▼

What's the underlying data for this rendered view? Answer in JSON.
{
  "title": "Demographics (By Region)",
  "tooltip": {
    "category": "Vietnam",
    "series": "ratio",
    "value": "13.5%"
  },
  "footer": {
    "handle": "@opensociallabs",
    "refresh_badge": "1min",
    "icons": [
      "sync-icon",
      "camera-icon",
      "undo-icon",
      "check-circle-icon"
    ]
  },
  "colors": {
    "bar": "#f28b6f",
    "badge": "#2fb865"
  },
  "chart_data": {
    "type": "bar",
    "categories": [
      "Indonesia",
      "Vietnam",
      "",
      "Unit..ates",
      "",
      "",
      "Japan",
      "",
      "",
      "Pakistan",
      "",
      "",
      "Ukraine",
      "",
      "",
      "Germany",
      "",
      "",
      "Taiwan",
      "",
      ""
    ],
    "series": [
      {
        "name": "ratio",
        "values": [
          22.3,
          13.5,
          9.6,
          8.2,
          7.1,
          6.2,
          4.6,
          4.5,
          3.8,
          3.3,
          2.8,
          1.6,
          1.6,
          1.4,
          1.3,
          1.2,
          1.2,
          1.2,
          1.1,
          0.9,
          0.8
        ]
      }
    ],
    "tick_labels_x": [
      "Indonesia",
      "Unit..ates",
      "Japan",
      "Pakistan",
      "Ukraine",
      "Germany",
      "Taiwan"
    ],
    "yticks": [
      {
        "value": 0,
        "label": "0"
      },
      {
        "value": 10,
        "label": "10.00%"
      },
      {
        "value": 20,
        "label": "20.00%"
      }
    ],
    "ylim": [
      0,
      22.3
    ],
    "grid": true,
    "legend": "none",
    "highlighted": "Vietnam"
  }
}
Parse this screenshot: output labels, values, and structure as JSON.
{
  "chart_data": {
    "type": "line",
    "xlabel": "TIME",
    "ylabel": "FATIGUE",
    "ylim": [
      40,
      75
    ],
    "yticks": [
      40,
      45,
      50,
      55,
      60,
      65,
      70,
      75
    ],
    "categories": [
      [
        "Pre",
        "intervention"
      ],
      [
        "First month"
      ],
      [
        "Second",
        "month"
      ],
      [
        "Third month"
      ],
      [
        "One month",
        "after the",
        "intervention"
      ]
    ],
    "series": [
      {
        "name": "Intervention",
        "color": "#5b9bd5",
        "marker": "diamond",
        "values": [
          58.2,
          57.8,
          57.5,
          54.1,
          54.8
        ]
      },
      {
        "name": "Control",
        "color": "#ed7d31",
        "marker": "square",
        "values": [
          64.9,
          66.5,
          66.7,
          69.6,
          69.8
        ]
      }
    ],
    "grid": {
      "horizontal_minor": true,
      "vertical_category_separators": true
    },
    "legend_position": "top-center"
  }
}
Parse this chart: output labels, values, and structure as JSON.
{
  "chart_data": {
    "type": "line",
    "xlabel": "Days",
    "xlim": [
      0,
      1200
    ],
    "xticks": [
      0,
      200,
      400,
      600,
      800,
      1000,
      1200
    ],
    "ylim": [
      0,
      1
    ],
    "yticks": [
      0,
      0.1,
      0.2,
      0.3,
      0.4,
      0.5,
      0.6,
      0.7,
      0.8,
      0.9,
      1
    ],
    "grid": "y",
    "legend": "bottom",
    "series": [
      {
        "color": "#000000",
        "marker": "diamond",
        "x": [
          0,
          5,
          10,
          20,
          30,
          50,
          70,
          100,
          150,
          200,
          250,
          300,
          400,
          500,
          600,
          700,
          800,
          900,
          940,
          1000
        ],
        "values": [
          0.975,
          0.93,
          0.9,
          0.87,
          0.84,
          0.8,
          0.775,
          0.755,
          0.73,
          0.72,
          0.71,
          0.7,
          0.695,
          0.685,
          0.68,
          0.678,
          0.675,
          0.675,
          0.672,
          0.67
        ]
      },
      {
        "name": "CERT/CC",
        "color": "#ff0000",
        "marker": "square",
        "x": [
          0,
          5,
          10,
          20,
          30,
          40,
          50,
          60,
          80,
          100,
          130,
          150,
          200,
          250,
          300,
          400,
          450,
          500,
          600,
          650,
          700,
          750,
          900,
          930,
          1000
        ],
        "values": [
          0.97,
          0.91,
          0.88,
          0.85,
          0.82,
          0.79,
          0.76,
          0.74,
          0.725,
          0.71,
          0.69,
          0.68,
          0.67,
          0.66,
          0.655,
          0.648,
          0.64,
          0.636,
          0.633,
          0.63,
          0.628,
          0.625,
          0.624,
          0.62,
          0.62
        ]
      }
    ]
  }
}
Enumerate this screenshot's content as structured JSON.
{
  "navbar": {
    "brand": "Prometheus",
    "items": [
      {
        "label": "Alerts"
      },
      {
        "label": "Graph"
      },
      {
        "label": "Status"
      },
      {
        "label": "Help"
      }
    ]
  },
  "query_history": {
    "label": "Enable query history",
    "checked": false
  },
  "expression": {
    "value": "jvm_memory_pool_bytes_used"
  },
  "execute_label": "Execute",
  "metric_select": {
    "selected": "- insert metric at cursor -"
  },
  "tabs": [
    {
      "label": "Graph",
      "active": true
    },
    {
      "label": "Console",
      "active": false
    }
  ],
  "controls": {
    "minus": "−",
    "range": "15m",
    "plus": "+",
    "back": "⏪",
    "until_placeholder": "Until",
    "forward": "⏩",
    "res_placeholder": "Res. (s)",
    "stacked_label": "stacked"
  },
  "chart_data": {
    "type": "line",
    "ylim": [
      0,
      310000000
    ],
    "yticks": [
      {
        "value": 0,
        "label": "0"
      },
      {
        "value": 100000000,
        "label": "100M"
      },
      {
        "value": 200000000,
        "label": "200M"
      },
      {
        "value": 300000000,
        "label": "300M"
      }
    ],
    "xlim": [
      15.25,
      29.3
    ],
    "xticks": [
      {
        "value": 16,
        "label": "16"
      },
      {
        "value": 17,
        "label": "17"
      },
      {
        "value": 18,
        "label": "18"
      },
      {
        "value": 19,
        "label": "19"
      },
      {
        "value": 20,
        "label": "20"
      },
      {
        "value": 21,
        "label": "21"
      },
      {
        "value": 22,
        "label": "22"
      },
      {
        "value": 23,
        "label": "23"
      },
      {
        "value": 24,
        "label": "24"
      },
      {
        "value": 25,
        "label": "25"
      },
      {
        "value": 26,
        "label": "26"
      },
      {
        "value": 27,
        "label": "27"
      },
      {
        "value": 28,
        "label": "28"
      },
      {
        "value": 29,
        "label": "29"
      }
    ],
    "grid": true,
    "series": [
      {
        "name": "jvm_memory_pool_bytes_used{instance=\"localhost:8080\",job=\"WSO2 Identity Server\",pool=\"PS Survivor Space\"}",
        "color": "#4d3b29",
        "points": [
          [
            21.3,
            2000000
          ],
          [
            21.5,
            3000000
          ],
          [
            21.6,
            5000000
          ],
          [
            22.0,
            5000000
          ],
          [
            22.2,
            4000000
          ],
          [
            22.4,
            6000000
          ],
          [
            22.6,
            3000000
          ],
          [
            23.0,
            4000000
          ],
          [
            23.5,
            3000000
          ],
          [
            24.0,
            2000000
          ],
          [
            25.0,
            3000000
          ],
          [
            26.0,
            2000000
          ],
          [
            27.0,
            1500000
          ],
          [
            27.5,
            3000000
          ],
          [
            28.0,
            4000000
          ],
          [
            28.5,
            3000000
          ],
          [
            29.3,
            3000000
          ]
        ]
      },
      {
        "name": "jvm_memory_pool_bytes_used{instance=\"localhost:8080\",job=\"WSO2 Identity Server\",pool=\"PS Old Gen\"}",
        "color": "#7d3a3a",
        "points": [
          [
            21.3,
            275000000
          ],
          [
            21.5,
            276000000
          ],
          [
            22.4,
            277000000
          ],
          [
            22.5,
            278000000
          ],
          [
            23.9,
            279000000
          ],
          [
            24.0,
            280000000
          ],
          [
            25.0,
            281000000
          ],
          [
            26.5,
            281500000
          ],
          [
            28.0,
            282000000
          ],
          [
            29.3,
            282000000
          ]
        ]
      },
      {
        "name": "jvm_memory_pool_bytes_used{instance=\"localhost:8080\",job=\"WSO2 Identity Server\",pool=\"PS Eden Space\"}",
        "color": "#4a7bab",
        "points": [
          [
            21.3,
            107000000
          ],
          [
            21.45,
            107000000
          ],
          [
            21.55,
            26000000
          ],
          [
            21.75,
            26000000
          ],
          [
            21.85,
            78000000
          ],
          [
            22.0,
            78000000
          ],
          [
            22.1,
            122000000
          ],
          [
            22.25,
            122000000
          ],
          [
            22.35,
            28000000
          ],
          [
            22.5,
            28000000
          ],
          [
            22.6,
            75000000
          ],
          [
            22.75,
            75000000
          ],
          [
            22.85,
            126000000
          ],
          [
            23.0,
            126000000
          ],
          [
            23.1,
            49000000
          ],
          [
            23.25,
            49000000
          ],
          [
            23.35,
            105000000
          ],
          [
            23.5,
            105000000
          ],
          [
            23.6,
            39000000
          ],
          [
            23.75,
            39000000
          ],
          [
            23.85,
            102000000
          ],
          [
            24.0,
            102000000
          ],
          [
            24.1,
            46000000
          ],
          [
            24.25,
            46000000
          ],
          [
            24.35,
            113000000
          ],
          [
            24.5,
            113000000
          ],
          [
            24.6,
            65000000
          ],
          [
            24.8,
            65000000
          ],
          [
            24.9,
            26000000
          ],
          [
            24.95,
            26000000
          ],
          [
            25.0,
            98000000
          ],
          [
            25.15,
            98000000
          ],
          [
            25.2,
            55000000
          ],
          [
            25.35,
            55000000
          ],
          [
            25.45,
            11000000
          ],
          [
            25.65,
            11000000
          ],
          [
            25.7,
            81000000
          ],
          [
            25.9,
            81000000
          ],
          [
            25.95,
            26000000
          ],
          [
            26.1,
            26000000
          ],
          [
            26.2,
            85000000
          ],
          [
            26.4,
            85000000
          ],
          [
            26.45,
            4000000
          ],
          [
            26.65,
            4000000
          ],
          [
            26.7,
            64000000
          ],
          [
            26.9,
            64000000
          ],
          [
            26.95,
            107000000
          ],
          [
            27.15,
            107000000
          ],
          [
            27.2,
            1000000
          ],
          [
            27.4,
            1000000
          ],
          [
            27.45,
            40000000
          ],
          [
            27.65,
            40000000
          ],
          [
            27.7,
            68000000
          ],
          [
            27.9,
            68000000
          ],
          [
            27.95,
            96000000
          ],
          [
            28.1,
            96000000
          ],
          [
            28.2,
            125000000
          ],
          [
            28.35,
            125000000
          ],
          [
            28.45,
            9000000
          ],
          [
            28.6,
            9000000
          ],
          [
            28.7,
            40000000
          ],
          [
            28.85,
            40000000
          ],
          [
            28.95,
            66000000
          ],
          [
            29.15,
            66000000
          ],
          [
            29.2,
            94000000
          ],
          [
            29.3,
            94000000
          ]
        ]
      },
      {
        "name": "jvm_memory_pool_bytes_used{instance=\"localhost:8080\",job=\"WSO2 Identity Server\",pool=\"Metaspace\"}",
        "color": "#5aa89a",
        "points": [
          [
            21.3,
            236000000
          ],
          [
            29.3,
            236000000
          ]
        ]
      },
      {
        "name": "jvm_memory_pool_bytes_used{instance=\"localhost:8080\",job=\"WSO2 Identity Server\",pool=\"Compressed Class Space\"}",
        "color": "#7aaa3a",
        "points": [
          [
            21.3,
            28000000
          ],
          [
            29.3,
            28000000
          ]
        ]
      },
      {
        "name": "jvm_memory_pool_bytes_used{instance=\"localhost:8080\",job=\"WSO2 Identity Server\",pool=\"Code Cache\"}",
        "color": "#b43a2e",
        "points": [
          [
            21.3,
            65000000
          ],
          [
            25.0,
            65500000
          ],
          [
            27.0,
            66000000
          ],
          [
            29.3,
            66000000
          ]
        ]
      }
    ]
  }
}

▲

## [PROBLEM DESCRIPTION]
Check all the records above and select each line where the string "output" is found.

## [WORKED SOLUTION]
Parse this screenshot: output labels, values, and structure as JSON.
Parse this chart: output labels, values, and structure as JSON.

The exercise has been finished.